Collected data entries ->
········
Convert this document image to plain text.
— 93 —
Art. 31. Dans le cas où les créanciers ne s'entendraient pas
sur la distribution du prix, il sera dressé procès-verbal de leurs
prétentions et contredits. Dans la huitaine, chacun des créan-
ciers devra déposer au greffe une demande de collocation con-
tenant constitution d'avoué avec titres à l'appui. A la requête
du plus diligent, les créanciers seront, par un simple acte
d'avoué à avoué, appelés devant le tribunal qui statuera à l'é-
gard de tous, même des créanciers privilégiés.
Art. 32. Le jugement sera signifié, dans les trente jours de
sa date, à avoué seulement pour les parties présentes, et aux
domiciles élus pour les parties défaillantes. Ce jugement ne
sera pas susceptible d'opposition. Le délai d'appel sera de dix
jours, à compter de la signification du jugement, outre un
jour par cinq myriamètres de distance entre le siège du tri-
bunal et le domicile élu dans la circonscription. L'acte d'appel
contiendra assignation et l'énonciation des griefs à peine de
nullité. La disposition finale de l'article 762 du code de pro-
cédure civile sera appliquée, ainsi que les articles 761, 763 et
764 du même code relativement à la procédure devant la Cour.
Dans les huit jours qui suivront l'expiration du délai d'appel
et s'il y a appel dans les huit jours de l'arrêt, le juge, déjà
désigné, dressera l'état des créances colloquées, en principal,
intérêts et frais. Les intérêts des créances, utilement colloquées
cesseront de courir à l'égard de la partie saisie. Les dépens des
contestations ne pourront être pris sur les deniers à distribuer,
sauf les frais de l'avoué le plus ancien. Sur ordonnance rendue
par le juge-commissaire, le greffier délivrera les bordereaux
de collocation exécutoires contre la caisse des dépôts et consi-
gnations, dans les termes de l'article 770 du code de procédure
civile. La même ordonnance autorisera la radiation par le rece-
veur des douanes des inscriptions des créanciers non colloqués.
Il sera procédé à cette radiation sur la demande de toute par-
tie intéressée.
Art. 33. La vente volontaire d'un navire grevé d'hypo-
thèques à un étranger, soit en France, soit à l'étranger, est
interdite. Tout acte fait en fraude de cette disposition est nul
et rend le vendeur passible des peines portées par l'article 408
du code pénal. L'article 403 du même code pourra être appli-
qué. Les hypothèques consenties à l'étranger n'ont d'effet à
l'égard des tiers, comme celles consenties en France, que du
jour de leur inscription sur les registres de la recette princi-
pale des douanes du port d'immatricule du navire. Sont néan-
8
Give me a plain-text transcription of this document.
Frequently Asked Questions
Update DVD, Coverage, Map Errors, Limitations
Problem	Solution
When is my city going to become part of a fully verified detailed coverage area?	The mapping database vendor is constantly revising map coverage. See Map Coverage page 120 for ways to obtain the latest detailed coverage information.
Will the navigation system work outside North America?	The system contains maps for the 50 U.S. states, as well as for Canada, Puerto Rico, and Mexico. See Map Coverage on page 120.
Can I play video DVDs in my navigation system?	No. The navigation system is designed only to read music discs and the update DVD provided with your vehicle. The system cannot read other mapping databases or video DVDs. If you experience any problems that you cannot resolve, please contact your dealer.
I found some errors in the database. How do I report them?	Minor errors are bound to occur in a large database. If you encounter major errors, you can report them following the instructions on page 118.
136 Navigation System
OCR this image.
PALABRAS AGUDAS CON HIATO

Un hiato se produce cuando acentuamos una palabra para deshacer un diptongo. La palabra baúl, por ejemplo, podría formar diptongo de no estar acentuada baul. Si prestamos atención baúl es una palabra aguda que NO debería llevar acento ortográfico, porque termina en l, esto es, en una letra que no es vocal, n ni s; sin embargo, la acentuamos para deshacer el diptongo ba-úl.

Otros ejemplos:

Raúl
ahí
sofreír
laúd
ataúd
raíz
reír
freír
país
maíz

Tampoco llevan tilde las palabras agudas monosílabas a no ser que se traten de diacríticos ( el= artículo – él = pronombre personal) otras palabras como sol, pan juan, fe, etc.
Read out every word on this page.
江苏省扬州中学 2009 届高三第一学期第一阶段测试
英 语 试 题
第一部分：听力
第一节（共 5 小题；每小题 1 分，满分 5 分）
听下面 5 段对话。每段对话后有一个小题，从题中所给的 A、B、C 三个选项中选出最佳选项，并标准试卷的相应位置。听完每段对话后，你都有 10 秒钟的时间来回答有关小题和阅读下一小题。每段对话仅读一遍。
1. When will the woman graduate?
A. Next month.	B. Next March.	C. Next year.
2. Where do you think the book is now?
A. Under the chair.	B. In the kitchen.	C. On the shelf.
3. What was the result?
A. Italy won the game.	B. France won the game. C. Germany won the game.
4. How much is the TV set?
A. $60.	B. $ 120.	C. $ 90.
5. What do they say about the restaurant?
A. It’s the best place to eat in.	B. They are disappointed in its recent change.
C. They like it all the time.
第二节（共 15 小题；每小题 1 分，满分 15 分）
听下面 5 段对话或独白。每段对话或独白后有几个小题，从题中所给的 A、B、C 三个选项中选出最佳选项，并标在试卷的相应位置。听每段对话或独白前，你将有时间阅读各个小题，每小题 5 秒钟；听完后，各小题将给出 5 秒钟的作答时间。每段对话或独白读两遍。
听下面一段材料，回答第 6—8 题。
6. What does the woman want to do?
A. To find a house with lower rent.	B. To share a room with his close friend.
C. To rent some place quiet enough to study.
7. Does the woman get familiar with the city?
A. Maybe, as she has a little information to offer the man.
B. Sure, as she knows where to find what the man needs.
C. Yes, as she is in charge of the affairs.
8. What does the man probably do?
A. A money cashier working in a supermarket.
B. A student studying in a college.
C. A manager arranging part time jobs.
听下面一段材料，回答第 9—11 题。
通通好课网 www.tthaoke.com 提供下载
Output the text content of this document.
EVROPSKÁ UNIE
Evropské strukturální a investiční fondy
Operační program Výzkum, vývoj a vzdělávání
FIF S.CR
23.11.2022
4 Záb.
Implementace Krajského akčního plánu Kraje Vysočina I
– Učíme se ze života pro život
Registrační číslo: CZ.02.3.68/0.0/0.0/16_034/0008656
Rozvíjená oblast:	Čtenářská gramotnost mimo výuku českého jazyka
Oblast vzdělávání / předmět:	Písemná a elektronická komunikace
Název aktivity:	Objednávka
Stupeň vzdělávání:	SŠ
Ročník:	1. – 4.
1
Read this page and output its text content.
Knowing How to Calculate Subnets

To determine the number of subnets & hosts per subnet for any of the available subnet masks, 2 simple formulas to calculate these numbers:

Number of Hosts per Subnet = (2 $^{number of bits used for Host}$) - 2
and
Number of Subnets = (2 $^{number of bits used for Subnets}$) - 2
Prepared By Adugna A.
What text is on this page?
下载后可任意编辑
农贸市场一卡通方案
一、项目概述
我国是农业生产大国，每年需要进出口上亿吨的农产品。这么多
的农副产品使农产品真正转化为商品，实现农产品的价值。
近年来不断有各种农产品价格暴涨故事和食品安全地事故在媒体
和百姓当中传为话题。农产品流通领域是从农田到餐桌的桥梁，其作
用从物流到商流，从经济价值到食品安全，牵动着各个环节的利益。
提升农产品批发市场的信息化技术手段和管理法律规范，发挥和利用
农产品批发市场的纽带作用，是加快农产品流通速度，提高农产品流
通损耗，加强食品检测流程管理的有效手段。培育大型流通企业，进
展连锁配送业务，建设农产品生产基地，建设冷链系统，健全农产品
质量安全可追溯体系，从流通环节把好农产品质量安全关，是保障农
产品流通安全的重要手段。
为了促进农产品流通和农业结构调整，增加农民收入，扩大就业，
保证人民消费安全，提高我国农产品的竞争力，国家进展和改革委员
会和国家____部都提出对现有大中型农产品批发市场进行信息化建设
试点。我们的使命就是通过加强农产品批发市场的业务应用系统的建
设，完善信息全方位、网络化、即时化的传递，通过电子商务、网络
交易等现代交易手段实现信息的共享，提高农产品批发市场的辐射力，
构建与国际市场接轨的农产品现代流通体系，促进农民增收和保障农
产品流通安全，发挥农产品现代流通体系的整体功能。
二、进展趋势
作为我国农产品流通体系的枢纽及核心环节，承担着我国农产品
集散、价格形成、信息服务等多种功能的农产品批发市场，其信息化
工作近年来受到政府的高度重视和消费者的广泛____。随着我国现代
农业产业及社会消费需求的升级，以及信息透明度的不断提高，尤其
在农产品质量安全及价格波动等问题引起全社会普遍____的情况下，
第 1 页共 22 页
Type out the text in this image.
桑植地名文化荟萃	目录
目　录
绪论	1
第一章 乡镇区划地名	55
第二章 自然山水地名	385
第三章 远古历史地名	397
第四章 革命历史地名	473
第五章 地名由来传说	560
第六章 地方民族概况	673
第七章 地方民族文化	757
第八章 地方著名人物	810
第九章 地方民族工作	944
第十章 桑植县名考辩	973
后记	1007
········
Task statement -> Lines that include the word "créanciers" are to be extracted from the data above.

Expected answer ->
Art. 31. Dans le cas où les créanciers ne s'entendraient pas
du plus diligent, les créanciers seront, par un simple acte
gard de tous, même des créanciers privilégiés.
veur des douanes des inscriptions des créanciers non colloqués.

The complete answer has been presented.